Kurban konulu yazıdan, "ET MESELESİ DEĞİL" sözlerinin geçtiği yerden başlayıp "ağzı olan konuşuyor." sözlerinden sonra biten bölümü hiç değiştirmeden yazdırın.

═════ Alıntılanan metin

Ticker

6/recent/ticker-posts

Ad Code

reklam

ET MESELESİ DEĞİL RUH MESELESİ

Her sene olduğu gibi, bu kurban zamanında da her kafadan bir ses çıkmaya başladı. “Aman efendim
bu hayvan katliamı, hayvanlara eziyet, kurban kesmek yerine para versek olmaz mı, başka alternatifler bulunsa?” Falan da filan… Tabiri caizse ağzı olan konuşuyor.
Belçika’da bu seneden tartışmalar şimdiden alevlendi. Gelecek sene için, ilgili bakanlıklar kesimlerde “şoklu kesim” uygulaması zorunluluğu getirmek için kolları sıvadılar. Müslümanların bu noktada da ne kadar etkili olup olamayacağını bekleyip göreceğiz. Şu bir gerçek ki, böyle bir uygulamayı başka bir din için mesela Yahudiler için asla gündeme bile getiremezlerdi. Çünkü sayıları fazla olmasına rağmen siyasi ve lobi ağırlığı olmayan Müslüman topluma böyle bir dayatma fazla bir tepki görmüyor. Her konuda olduğu gibi bu konuda da duyarsızlık bir ölü toprağı gibi Müslümanların üzerini örtüyor.
Kurban, Hz. İbrahim zamanından beri Müslümanların yerine getirmesi gereken bir vecibe. “Biz zaten her zaman et yiyoruz, gönderelim muhtaçlar yesin.” diye düşünen çoğu müslüman çeşitli kuruluşlarla, aşağı yukarı 100 euro karşılığında kurbanlarını başka ülkelere gönderiyorlar. Bu görünüşte doğru, biraz kolaycılık gibi görünen ama eksik bir düşünce. Muhtaç yerlere kurban mutlaka gönderilsin ama burası da asla ihmal edilmesin. İmkanı olanın mutlaka bu ibadeti yerine getirmesi gerekiyor. Şimdi türlü bahanelerle bu yerine getirilmezse yeni nesilden nasıl kurban kesmesi beklenecek ? Çocuklarımıza bu ibadeti gösterip öğretmezsek zamanla kurban unutulur...

══════════
═════ Veri kayıtları

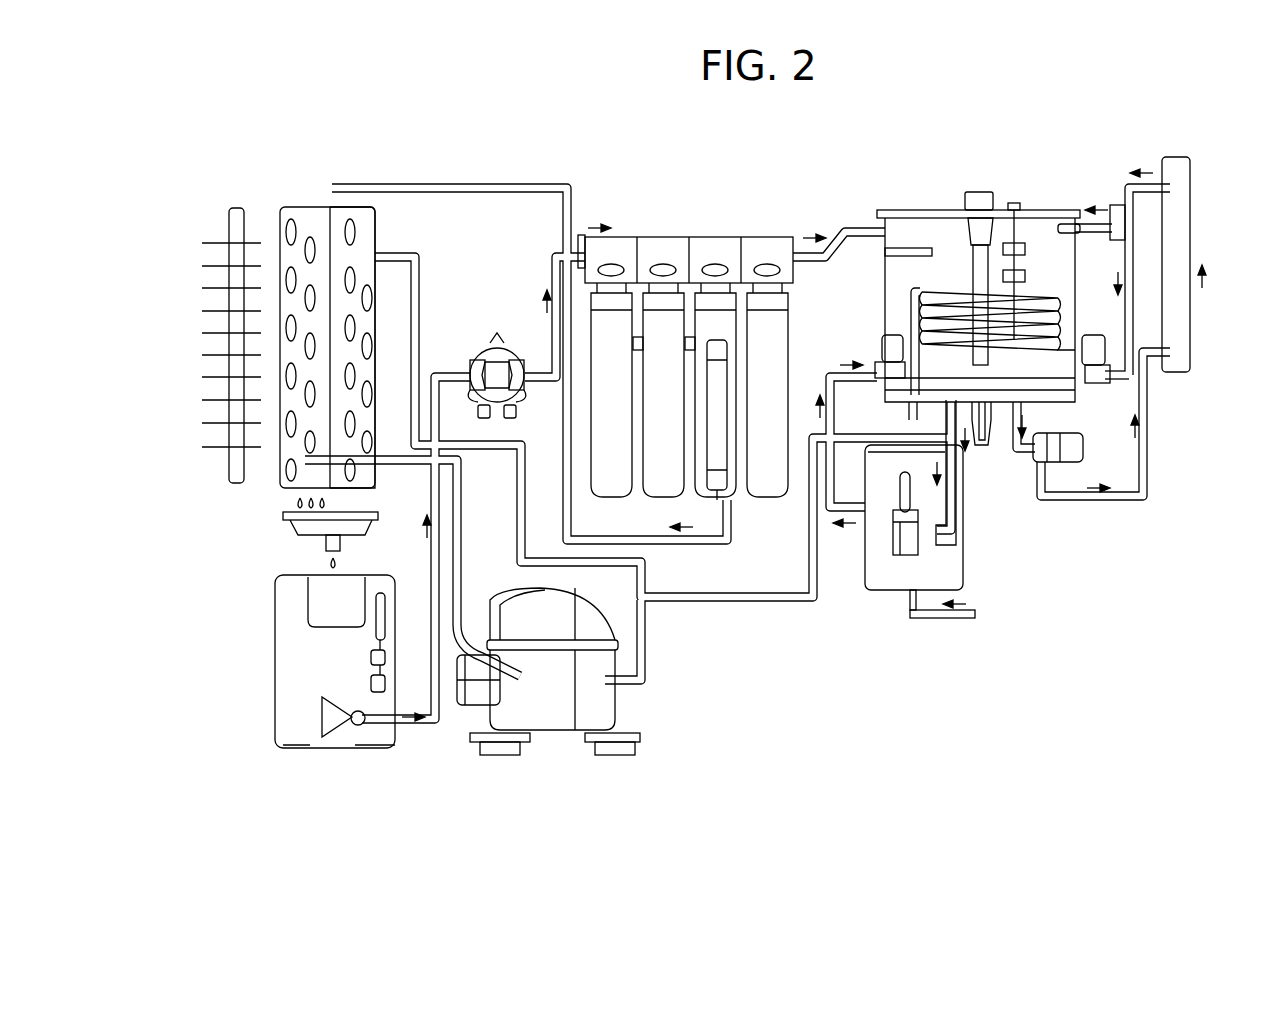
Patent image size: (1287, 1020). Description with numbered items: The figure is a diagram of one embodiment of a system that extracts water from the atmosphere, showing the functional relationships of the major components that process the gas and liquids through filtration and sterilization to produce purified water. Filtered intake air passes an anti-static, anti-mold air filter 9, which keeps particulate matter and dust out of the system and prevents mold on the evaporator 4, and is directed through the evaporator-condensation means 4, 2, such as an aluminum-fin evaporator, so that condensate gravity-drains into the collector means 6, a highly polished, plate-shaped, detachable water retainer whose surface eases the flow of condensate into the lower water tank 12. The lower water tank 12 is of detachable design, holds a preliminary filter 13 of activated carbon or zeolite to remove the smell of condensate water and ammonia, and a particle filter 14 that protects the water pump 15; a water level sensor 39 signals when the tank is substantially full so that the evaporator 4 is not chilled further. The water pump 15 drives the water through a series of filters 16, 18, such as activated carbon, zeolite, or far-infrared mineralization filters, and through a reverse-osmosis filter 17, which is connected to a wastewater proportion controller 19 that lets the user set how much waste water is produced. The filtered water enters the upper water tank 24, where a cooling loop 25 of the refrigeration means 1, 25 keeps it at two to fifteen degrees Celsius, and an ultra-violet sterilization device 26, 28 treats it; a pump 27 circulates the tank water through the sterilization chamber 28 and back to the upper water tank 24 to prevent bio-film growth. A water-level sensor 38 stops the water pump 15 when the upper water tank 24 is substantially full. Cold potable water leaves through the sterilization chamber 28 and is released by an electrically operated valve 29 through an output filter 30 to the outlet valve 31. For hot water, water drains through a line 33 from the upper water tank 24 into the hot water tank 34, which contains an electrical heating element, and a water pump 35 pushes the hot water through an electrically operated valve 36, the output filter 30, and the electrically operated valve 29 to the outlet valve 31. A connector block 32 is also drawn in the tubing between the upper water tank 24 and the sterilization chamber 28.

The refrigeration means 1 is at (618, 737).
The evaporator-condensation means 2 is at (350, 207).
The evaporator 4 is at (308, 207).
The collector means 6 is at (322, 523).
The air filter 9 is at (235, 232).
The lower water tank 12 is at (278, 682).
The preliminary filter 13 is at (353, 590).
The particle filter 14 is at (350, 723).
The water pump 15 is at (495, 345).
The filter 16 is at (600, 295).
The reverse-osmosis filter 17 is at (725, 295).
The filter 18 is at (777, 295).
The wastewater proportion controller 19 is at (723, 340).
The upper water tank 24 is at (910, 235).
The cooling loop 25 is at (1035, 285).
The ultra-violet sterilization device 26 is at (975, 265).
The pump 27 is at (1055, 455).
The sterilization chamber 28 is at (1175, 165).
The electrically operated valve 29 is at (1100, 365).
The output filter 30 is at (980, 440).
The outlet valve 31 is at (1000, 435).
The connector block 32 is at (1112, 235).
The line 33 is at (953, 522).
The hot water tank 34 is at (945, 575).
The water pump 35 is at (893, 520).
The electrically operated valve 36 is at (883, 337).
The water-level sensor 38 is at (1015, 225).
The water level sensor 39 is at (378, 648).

══════════

▶ Yanıt:
ET MESELESİ DEĞİL RUH MESELESİ

Her sene olduğu gibi, bu kurban zamanında da her kafadan bir ses çıkmaya başladı. “Aman efendim
bu hayvan katliamı, hayvanlara eziyet, kurban kesmek yerine para versek olmaz mı, başka alternatifler bulunsa?” Falan da filan… Tabiri caizse ağzı olan konuşuyor.